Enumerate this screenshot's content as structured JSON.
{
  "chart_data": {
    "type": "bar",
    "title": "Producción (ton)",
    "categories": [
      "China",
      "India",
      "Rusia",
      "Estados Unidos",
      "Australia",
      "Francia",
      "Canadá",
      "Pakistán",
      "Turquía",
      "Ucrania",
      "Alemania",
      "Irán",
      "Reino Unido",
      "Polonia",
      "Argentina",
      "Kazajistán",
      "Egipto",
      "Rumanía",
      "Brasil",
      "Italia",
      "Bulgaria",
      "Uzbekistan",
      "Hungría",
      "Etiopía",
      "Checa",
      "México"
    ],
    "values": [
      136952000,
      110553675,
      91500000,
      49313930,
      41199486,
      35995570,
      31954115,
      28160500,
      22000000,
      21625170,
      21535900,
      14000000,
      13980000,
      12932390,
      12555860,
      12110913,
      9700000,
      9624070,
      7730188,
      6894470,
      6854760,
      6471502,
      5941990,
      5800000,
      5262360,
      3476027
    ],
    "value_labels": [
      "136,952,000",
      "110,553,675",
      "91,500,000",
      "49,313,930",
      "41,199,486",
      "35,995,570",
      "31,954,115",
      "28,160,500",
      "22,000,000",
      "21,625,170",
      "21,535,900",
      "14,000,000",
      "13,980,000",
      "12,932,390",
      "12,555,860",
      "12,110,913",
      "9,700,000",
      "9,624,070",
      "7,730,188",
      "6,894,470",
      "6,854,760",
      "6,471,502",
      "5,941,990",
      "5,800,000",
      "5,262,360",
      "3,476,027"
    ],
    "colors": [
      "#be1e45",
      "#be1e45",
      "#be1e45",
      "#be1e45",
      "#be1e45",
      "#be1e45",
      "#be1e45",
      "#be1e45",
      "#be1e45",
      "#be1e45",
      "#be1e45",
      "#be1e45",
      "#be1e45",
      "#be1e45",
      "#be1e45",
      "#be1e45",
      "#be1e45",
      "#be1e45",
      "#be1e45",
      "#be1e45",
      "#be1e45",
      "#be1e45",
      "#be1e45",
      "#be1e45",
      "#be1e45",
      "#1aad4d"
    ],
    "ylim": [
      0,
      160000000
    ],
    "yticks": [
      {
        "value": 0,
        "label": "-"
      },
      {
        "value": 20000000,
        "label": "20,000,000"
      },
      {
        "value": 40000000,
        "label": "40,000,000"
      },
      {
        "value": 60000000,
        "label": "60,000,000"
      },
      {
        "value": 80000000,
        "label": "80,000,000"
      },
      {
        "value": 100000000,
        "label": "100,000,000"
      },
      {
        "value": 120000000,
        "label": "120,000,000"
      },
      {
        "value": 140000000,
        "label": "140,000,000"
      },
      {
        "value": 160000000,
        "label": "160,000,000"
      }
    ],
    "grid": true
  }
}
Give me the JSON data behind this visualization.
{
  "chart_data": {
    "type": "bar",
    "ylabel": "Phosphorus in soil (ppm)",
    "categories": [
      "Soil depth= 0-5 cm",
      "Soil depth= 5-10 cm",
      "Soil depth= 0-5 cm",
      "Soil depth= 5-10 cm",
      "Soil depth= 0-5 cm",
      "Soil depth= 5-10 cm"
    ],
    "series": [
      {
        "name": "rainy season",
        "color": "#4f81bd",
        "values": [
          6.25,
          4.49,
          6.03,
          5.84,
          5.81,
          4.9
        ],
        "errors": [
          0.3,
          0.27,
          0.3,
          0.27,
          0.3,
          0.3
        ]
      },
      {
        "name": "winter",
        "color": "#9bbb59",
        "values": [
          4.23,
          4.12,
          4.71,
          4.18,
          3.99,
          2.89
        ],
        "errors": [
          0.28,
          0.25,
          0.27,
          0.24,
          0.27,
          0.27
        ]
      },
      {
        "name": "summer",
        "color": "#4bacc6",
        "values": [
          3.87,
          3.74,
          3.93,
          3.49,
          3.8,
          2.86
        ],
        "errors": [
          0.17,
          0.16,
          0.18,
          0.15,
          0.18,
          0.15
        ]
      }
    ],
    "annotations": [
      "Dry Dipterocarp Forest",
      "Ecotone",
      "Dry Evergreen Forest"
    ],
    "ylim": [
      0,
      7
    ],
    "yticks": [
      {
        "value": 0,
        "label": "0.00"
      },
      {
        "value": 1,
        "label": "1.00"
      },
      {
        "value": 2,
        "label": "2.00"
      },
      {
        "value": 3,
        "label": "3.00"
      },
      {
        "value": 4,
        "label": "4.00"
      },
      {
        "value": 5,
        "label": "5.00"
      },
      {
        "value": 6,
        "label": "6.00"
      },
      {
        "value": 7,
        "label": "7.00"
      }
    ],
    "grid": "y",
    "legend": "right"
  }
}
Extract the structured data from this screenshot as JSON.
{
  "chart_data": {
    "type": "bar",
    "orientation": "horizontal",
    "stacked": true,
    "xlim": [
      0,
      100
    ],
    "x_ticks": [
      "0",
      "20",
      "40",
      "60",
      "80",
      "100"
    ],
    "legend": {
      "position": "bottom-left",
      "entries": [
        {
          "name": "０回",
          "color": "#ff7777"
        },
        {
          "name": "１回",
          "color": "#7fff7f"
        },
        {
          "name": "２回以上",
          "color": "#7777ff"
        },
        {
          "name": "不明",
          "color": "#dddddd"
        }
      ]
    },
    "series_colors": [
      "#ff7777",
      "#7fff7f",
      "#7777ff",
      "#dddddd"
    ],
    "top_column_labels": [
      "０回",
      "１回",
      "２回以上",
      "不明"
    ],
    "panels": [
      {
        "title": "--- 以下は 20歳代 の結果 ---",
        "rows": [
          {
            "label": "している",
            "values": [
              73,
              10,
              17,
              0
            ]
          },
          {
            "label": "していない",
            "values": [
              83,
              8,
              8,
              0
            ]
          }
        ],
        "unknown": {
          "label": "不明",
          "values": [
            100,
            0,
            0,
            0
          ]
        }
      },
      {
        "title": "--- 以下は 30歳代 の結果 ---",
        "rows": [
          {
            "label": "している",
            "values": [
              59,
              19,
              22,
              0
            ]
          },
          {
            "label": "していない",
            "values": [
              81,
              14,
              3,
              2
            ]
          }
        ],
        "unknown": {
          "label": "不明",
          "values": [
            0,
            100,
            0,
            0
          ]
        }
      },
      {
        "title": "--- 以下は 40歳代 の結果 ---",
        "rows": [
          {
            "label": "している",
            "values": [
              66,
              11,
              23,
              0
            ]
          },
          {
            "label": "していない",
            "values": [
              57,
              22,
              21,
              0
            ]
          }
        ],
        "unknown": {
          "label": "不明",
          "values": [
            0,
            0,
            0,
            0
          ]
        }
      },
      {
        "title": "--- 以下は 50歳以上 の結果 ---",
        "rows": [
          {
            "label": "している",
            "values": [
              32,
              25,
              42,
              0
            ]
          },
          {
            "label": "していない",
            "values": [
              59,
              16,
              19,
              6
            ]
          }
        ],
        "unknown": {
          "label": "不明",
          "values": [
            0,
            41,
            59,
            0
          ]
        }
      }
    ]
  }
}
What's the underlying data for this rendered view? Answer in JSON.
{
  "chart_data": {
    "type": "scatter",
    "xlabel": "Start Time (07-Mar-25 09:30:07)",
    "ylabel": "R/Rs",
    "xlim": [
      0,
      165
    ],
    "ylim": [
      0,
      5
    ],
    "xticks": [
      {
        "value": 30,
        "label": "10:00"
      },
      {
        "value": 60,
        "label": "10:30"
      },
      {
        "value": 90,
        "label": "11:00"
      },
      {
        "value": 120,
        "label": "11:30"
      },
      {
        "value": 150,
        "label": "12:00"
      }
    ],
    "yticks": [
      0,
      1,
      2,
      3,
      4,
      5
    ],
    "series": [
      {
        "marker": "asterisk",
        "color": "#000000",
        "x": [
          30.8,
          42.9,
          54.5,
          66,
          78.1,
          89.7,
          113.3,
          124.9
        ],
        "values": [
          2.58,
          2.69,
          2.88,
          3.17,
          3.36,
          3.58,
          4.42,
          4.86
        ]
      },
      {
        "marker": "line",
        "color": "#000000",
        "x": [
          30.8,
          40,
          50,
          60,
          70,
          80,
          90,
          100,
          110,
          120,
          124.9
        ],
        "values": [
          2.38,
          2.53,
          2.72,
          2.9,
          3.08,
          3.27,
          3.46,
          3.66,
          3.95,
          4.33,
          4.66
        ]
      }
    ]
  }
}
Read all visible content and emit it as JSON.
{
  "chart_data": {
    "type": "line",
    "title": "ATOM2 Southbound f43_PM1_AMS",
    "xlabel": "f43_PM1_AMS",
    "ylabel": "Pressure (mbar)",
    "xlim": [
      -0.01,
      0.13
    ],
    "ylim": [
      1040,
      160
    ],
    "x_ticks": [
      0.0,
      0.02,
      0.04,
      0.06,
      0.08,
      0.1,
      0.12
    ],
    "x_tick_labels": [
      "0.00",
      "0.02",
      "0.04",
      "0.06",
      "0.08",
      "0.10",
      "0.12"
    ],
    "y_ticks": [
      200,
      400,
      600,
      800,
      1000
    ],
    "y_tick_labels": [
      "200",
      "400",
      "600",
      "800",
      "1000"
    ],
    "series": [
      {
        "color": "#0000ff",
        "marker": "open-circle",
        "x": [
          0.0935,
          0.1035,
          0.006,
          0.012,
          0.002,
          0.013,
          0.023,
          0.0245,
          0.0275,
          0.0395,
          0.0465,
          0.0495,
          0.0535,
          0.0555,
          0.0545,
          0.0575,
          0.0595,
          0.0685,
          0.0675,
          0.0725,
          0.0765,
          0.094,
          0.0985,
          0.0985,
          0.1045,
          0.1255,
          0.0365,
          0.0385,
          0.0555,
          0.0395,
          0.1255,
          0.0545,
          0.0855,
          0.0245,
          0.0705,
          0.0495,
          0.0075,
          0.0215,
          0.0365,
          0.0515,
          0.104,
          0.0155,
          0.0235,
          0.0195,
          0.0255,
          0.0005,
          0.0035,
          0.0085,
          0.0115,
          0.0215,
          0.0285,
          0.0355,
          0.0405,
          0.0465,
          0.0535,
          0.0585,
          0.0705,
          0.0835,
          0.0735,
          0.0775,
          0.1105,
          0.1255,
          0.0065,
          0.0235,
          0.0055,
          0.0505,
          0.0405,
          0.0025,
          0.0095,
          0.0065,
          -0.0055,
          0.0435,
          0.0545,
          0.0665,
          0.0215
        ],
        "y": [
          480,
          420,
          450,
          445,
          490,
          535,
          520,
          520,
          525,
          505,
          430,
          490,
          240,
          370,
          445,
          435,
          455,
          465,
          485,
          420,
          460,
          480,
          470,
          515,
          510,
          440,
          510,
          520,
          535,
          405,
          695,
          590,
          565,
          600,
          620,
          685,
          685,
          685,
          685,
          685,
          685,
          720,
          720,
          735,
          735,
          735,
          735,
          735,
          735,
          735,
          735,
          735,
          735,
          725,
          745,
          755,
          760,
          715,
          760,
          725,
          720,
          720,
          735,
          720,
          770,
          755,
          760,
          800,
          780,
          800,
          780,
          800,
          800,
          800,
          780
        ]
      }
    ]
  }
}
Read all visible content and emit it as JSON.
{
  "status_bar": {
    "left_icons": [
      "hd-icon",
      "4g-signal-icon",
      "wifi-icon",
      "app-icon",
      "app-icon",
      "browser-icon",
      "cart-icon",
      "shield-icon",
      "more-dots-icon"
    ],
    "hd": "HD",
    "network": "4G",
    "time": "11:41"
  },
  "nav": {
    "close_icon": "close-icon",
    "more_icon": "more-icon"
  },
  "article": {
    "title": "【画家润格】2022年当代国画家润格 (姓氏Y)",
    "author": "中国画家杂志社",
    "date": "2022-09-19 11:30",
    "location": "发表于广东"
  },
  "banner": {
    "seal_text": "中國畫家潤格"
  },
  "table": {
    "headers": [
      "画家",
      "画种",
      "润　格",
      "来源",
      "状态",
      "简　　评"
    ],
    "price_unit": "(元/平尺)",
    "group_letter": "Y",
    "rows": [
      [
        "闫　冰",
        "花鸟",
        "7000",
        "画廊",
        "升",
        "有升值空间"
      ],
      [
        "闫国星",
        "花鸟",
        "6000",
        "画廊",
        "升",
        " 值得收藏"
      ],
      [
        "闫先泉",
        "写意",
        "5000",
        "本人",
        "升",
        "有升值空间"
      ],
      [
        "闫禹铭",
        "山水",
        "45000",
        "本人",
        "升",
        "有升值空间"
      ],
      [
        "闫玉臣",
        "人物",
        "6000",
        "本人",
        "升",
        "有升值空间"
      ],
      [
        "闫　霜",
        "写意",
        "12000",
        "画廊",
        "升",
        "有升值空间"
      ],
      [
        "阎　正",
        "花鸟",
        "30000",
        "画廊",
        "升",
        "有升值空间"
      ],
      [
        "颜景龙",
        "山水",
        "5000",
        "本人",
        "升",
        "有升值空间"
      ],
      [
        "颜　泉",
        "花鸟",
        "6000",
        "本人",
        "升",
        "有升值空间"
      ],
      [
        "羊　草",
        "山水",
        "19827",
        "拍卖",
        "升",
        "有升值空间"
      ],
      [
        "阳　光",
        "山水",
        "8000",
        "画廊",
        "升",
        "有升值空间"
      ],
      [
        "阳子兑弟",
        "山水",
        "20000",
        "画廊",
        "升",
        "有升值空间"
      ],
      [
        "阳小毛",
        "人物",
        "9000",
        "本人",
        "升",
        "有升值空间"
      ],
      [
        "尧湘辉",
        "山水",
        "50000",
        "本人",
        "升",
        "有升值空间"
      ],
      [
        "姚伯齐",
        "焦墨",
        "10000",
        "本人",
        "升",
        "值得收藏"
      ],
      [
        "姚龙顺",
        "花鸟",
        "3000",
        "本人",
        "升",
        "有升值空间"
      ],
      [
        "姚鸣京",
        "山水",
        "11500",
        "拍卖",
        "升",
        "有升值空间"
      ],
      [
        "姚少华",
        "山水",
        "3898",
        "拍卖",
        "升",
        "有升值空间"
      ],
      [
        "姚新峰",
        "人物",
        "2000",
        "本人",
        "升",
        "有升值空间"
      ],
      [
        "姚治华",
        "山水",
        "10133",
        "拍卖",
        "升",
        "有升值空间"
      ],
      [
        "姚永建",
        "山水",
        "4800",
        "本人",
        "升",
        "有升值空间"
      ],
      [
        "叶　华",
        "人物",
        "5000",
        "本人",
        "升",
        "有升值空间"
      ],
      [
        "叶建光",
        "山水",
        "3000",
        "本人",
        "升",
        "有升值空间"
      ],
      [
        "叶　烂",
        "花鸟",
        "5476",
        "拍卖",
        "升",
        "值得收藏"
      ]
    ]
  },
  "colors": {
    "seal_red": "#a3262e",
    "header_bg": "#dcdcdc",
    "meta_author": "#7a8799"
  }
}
- - - - -
Tally the lines above containing "xlabel". Answer with the count only.

2